**WRITTEN TASK:**
Search the data for the word "work" and copy every line where it occurs.

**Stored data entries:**

'''

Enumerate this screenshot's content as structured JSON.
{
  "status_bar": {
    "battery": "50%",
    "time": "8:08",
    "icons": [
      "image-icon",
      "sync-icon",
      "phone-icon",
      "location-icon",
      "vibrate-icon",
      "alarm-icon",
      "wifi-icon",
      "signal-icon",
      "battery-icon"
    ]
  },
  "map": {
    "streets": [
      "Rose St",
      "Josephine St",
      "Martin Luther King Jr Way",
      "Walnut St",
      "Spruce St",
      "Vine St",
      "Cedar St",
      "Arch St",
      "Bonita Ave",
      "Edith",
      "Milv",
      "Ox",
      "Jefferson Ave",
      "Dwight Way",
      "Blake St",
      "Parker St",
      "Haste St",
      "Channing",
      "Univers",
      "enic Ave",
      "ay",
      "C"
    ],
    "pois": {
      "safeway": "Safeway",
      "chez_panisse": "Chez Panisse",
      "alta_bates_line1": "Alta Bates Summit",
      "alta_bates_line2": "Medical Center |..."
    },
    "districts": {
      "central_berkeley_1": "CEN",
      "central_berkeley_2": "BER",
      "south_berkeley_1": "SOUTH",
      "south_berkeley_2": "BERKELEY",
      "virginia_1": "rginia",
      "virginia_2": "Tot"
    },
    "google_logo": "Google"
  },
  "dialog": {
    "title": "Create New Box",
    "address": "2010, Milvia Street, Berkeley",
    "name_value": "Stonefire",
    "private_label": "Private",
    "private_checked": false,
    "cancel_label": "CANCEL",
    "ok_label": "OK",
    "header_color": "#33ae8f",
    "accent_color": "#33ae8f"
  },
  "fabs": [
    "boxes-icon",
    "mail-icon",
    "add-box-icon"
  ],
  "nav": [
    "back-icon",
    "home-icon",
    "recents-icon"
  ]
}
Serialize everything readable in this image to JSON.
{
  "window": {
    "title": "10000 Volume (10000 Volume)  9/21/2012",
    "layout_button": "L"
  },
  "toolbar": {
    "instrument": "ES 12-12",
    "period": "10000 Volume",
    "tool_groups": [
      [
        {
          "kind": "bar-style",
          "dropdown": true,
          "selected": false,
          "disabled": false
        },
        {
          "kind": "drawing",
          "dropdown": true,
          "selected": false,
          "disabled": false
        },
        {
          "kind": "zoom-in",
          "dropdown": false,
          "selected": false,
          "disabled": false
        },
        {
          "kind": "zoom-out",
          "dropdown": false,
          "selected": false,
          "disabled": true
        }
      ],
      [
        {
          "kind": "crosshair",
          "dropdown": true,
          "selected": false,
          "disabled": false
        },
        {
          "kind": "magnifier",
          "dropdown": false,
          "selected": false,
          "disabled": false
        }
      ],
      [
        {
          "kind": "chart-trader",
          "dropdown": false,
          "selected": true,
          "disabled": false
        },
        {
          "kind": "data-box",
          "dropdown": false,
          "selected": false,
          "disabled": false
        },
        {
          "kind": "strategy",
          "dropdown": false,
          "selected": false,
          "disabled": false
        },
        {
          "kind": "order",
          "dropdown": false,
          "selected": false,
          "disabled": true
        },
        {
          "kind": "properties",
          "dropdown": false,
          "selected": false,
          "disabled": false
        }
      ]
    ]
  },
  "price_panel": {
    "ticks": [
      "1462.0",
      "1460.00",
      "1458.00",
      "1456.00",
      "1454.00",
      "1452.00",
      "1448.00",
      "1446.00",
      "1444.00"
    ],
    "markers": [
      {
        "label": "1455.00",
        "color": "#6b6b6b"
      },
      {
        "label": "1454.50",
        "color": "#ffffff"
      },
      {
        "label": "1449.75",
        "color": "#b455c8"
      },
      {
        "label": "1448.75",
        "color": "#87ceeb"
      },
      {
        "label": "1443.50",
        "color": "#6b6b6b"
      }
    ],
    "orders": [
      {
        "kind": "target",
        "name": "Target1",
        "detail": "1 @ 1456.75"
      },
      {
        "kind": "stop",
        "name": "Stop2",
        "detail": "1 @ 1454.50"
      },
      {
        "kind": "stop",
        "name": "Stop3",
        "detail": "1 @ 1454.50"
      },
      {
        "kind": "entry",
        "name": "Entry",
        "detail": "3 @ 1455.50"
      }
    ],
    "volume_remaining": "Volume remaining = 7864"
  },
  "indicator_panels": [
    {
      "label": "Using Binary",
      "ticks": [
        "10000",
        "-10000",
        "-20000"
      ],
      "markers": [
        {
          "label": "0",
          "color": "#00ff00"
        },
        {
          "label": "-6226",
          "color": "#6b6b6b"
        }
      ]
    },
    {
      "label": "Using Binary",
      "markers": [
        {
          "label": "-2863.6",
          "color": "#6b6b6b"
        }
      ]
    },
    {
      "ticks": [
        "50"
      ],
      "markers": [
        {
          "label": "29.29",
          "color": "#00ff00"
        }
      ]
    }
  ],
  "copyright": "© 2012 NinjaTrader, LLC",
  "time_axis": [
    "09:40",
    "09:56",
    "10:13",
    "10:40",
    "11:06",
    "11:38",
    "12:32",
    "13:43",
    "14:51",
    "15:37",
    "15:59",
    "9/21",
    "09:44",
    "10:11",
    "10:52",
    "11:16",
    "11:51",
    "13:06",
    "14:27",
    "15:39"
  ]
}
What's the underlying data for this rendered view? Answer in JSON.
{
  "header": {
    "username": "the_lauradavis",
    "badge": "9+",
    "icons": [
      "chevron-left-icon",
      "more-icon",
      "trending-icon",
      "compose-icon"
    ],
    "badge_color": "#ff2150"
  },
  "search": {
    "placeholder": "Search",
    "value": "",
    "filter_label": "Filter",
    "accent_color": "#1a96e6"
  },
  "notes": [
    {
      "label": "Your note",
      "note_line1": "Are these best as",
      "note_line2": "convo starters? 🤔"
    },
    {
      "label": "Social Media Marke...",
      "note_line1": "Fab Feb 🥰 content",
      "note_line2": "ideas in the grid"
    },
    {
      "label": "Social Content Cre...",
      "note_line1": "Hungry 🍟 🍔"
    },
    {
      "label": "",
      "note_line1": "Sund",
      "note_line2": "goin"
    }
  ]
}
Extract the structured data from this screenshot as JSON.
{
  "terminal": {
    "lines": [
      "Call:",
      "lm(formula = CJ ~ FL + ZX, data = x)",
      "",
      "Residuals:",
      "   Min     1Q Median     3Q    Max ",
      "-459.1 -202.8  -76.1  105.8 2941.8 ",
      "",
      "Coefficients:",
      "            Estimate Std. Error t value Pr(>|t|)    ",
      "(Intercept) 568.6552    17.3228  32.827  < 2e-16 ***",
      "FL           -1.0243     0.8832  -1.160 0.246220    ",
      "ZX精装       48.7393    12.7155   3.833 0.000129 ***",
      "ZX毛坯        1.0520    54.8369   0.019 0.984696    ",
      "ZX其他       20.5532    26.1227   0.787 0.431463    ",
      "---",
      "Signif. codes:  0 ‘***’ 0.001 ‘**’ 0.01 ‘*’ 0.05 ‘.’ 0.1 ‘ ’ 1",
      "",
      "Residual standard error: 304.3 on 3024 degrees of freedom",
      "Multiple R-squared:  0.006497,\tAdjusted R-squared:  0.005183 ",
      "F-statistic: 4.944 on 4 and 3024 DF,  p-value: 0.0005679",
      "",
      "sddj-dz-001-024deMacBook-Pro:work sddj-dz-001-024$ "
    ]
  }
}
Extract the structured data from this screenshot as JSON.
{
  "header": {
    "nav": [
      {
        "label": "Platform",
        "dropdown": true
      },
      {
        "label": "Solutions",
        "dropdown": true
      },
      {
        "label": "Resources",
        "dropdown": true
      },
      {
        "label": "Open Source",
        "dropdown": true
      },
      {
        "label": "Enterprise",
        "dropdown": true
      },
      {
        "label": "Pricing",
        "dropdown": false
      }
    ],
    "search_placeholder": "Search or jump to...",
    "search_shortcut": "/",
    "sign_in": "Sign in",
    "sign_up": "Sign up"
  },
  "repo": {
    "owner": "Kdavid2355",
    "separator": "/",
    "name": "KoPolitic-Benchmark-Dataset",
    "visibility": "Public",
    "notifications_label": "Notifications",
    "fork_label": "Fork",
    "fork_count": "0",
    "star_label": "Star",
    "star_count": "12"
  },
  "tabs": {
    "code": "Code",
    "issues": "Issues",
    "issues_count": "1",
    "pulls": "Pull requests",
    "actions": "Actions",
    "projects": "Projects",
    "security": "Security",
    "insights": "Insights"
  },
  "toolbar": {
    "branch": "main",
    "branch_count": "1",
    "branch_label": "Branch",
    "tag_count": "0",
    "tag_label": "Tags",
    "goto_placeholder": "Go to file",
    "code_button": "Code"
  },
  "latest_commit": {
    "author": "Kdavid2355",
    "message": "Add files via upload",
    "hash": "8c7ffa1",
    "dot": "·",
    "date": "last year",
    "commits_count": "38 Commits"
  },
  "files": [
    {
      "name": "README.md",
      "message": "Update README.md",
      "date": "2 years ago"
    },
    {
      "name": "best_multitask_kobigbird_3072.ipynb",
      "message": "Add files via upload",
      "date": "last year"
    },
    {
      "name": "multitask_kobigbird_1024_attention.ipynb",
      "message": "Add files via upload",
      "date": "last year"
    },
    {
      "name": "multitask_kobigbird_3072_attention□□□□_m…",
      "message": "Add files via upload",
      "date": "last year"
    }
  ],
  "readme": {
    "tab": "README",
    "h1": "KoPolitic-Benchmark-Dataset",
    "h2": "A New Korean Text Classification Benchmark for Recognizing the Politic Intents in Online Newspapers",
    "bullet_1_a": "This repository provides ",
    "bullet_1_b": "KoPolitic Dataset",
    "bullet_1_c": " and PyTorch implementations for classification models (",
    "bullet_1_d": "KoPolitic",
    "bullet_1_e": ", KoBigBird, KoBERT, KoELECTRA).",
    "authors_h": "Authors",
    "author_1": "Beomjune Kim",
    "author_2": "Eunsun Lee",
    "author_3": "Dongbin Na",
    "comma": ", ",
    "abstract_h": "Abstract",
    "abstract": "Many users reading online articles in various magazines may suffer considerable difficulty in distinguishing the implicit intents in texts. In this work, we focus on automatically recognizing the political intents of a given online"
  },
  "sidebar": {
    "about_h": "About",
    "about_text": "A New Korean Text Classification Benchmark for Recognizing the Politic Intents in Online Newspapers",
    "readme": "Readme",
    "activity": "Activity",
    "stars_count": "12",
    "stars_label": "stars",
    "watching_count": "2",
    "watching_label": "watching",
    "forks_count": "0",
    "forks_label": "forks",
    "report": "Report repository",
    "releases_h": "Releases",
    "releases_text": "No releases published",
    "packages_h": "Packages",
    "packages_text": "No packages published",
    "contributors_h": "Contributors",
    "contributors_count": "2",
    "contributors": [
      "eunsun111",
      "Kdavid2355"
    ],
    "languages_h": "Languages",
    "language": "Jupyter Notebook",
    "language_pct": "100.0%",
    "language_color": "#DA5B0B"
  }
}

'''

**IN RESPONSE:**
      "sddj-dz-001-024deMacBook-Pro:work sddj-dz-001-024$ "
    "abstract": "Many users reading online articles in various magazines may suffer considerable difficulty in distinguishing the implicit intents in texts. In this work, we focus on automatically recognizing the political intents of a given online"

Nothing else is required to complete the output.